EXERCISE INSTRUCTIONS: Find every line of the listing below where "text" appears, and copy it.
◇ ◇ ◇
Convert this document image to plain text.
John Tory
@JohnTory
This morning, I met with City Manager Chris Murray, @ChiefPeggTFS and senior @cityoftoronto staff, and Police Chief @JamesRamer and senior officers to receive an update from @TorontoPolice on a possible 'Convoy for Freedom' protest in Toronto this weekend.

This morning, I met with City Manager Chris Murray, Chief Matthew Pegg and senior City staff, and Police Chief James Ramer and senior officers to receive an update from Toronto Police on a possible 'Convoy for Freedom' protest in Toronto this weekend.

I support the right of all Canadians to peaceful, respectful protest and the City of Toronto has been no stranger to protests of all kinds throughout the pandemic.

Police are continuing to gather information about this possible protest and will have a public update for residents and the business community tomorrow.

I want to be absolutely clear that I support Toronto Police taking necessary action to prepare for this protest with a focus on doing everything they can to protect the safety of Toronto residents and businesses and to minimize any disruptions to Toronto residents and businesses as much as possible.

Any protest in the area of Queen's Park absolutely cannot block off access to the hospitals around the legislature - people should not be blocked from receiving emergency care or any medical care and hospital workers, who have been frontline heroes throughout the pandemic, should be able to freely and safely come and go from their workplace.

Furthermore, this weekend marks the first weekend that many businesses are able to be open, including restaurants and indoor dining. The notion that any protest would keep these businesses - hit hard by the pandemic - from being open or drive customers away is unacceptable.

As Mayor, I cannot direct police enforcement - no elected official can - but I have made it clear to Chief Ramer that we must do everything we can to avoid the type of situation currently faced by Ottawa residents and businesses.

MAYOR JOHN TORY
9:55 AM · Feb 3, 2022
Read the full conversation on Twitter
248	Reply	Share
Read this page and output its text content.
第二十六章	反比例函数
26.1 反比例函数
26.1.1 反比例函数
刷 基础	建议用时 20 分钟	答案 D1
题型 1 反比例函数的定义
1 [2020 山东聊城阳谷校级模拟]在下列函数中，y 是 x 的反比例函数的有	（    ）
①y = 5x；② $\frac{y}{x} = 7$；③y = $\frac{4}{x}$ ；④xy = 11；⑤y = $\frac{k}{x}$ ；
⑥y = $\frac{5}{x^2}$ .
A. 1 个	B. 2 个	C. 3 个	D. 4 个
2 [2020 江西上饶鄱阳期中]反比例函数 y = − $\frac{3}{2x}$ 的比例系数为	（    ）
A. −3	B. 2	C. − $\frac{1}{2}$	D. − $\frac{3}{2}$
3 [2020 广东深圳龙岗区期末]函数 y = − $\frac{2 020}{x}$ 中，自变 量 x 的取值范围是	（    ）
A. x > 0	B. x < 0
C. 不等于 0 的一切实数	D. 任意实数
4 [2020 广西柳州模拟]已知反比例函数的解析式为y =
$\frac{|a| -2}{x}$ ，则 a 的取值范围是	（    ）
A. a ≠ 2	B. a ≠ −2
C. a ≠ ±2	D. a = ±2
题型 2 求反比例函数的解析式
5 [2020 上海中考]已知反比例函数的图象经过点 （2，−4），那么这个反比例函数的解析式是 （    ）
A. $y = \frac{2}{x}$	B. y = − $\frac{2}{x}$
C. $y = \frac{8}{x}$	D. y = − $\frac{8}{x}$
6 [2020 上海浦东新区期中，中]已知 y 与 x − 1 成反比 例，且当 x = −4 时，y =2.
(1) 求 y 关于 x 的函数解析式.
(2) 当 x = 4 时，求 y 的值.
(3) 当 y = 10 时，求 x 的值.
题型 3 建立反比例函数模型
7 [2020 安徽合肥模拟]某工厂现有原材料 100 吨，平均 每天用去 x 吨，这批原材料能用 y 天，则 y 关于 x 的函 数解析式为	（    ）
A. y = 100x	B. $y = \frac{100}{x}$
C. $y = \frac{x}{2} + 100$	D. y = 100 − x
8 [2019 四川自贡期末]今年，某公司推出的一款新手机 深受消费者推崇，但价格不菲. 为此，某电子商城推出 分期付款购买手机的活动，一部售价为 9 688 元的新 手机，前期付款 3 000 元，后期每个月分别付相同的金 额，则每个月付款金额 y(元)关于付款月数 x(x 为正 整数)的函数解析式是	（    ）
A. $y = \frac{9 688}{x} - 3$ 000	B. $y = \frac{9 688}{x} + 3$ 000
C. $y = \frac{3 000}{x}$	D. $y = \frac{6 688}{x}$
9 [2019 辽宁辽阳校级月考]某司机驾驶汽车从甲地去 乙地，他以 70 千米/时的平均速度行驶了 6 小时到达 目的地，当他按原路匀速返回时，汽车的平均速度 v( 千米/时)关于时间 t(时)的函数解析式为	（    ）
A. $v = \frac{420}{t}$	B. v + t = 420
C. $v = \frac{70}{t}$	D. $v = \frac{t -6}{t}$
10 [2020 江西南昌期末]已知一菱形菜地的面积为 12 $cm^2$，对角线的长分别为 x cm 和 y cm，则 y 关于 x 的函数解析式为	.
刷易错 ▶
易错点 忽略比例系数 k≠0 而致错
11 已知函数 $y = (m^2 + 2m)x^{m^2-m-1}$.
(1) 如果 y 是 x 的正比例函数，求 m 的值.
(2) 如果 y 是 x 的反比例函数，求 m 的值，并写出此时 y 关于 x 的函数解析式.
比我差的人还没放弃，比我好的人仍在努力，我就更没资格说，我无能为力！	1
◇ ◇ ◇
SOLUTION TO THIS EXERCISE:
Convert this document image to plain text.
Read this page and output its text content.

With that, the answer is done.